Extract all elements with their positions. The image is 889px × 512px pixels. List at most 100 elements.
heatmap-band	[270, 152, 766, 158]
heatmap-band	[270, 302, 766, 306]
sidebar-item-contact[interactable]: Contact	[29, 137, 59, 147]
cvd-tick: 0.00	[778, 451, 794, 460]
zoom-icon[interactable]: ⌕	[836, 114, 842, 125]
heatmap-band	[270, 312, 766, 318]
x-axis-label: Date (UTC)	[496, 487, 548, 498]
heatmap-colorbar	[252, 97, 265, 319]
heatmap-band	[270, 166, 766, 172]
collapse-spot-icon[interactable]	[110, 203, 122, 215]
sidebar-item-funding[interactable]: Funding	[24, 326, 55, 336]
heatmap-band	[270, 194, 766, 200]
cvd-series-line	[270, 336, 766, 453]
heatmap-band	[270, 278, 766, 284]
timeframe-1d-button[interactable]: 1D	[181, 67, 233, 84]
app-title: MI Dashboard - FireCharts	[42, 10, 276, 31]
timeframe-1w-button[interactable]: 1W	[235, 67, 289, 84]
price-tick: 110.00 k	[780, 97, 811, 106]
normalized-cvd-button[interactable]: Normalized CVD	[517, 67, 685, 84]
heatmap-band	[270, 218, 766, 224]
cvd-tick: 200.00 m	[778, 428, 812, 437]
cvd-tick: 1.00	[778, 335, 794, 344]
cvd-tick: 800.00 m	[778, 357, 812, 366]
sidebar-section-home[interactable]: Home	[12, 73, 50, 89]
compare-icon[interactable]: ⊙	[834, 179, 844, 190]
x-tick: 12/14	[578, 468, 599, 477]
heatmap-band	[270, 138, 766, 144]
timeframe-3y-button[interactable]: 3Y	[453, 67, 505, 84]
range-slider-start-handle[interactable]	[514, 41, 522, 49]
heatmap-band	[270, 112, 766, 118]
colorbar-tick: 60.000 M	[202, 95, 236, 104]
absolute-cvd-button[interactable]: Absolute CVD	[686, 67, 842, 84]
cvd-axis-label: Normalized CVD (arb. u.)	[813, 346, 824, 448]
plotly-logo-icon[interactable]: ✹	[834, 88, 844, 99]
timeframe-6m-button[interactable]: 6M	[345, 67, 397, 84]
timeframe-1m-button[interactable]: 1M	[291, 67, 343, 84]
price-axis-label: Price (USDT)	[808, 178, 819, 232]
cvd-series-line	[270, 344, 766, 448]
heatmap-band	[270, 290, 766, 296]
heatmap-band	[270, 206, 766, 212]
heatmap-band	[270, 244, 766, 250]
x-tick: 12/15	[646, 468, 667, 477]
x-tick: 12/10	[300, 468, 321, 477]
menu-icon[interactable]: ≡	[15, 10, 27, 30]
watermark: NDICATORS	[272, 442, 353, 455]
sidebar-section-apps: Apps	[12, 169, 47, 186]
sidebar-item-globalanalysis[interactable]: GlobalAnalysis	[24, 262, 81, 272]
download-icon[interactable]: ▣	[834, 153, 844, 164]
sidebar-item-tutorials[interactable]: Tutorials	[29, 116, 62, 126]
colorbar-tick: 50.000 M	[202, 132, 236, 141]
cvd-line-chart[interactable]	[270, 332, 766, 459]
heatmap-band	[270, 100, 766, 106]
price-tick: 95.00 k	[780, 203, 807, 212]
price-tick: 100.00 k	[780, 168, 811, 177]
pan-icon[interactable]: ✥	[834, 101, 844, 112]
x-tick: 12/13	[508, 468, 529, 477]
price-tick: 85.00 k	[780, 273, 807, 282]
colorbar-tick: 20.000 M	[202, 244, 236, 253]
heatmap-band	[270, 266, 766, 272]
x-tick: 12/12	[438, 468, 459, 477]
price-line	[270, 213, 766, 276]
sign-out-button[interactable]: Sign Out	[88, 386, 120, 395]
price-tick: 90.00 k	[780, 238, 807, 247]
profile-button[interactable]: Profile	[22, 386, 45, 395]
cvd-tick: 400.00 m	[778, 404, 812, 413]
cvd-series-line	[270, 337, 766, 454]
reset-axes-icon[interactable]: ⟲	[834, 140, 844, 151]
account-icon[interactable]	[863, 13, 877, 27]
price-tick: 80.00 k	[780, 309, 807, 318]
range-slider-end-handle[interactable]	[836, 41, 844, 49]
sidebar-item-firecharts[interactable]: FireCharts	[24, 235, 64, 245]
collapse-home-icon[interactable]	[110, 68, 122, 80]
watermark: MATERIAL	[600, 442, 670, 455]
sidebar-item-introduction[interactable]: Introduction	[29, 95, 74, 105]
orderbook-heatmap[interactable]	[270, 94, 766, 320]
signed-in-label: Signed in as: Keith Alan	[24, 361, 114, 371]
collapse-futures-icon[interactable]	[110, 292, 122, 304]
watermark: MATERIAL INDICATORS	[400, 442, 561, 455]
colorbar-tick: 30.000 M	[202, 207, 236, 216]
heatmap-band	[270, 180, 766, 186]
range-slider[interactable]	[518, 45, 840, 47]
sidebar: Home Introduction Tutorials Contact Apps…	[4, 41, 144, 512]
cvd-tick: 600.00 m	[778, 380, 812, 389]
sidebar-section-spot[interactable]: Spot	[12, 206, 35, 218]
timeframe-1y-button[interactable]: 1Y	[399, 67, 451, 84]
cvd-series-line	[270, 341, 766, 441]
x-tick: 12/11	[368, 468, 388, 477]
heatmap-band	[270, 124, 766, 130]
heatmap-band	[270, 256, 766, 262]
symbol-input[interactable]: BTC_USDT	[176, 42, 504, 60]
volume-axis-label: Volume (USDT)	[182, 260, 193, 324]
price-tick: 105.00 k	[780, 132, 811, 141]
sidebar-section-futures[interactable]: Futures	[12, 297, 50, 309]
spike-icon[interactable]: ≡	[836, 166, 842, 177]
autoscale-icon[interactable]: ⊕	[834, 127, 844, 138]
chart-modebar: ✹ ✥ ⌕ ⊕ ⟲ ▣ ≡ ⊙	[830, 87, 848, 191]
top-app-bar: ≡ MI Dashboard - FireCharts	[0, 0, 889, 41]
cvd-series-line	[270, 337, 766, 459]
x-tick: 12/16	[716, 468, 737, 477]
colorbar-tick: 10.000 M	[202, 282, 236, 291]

== == ==

Reproduce every line of the listing above without changing anything.

Extract all elements with their positions. The image is 889px × 512px pixels. List at most 100 elements.
heatmap-band	[270, 152, 766, 158]
heatmap-band	[270, 302, 766, 306]
sidebar-item-contact[interactable]: Contact	[29, 137, 59, 147]
cvd-tick: 0.00	[778, 451, 794, 460]
zoom-icon[interactable]: ⌕	[836, 114, 842, 125]
heatmap-band	[270, 312, 766, 318]
x-axis-label: Date (UTC)	[496, 487, 548, 498]
heatmap-colorbar	[252, 97, 265, 319]
heatmap-band	[270, 166, 766, 172]
collapse-spot-icon[interactable]	[110, 203, 122, 215]
sidebar-item-funding[interactable]: Funding	[24, 326, 55, 336]
heatmap-band	[270, 194, 766, 200]
cvd-series-line	[270, 336, 766, 453]
heatmap-band	[270, 278, 766, 284]
timeframe-1d-button[interactable]: 1D	[181, 67, 233, 84]
app-title: MI Dashboard - FireCharts	[42, 10, 276, 31]
timeframe-1w-button[interactable]: 1W	[235, 67, 289, 84]
price-tick: 110.00 k	[780, 97, 811, 106]
normalized-cvd-button[interactable]: Normalized CVD	[517, 67, 685, 84]
heatmap-band	[270, 218, 766, 224]
cvd-tick: 200.00 m	[778, 428, 812, 437]
cvd-tick: 1.00	[778, 335, 794, 344]
cvd-tick: 800.00 m	[778, 357, 812, 366]
sidebar-section-home[interactable]: Home	[12, 73, 50, 89]
compare-icon[interactable]: ⊙	[834, 179, 844, 190]
x-tick: 12/14	[578, 468, 599, 477]
heatmap-band	[270, 138, 766, 144]
timeframe-3y-button[interactable]: 3Y	[453, 67, 505, 84]
range-slider-start-handle[interactable]	[514, 41, 522, 49]
heatmap-band	[270, 112, 766, 118]
colorbar-tick: 60.000 M	[202, 95, 236, 104]
absolute-cvd-button[interactable]: Absolute CVD	[686, 67, 842, 84]
cvd-axis-label: Normalized CVD (arb. u.)	[813, 346, 824, 448]
plotly-logo-icon[interactable]: ✹	[834, 88, 844, 99]
timeframe-6m-button[interactable]: 6M	[345, 67, 397, 84]
timeframe-1m-button[interactable]: 1M	[291, 67, 343, 84]
price-axis-label: Price (USDT)	[808, 178, 819, 232]
cvd-series-line	[270, 344, 766, 448]
heatmap-band	[270, 290, 766, 296]
heatmap-band	[270, 206, 766, 212]
heatmap-band	[270, 244, 766, 250]
x-tick: 12/15	[646, 468, 667, 477]
x-tick: 12/10	[300, 468, 321, 477]
menu-icon[interactable]: ≡	[15, 10, 27, 30]
watermark: NDICATORS	[272, 442, 353, 455]
sidebar-section-apps: Apps	[12, 169, 47, 186]
sidebar-item-globalanalysis[interactable]: GlobalAnalysis	[24, 262, 81, 272]
download-icon[interactable]: ▣	[834, 153, 844, 164]
sidebar-item-tutorials[interactable]: Tutorials	[29, 116, 62, 126]
colorbar-tick: 50.000 M	[202, 132, 236, 141]
cvd-line-chart[interactable]	[270, 332, 766, 459]
heatmap-band	[270, 100, 766, 106]
price-tick: 95.00 k	[780, 203, 807, 212]
price-tick: 100.00 k	[780, 168, 811, 177]
pan-icon[interactable]: ✥	[834, 101, 844, 112]
x-tick: 12/13	[508, 468, 529, 477]
price-tick: 85.00 k	[780, 273, 807, 282]
colorbar-tick: 20.000 M	[202, 244, 236, 253]
heatmap-band	[270, 266, 766, 272]
x-tick: 12/12	[438, 468, 459, 477]
price-line	[270, 213, 766, 276]
sign-out-button[interactable]: Sign Out	[88, 386, 120, 395]
price-tick: 90.00 k	[780, 238, 807, 247]
profile-button[interactable]: Profile	[22, 386, 45, 395]
cvd-tick: 400.00 m	[778, 404, 812, 413]
cvd-series-line	[270, 337, 766, 454]
reset-axes-icon[interactable]: ⟲	[834, 140, 844, 151]
account-icon[interactable]	[863, 13, 877, 27]
price-tick: 80.00 k	[780, 309, 807, 318]
range-slider-end-handle[interactable]	[836, 41, 844, 49]
sidebar-item-firecharts[interactable]: FireCharts	[24, 235, 64, 245]
collapse-home-icon[interactable]	[110, 68, 122, 80]
watermark: MATERIAL	[600, 442, 670, 455]
sidebar-item-introduction[interactable]: Introduction	[29, 95, 74, 105]
orderbook-heatmap[interactable]	[270, 94, 766, 320]
signed-in-label: Signed in as: Keith Alan	[24, 361, 114, 371]
collapse-futures-icon[interactable]	[110, 292, 122, 304]
watermark: MATERIAL INDICATORS	[400, 442, 561, 455]
colorbar-tick: 30.000 M	[202, 207, 236, 216]
heatmap-band	[270, 180, 766, 186]
range-slider[interactable]	[518, 45, 840, 47]
sidebar: Home Introduction Tutorials Contact Apps…	[4, 41, 144, 512]
cvd-tick: 600.00 m	[778, 380, 812, 389]
sidebar-section-spot[interactable]: Spot	[12, 206, 35, 218]
timeframe-1y-button[interactable]: 1Y	[399, 67, 451, 84]
cvd-series-line	[270, 341, 766, 441]
x-tick: 12/11	[368, 468, 388, 477]
heatmap-band	[270, 124, 766, 130]
heatmap-band	[270, 256, 766, 262]
symbol-input[interactable]: BTC_USDT	[176, 42, 504, 60]
volume-axis-label: Volume (USDT)	[182, 260, 193, 324]
price-tick: 105.00 k	[780, 132, 811, 141]
sidebar-section-futures[interactable]: Futures	[12, 297, 50, 309]
spike-icon[interactable]: ≡	[836, 166, 842, 177]
autoscale-icon[interactable]: ⊕	[834, 127, 844, 138]
chart-modebar: ✹ ✥ ⌕ ⊕ ⟲ ▣ ≡ ⊙	[830, 87, 848, 191]
top-app-bar: ≡ MI Dashboard - FireCharts	[0, 0, 889, 41]
cvd-series-line	[270, 337, 766, 459]
x-tick: 12/16	[716, 468, 737, 477]
colorbar-tick: 10.000 M	[202, 282, 236, 291]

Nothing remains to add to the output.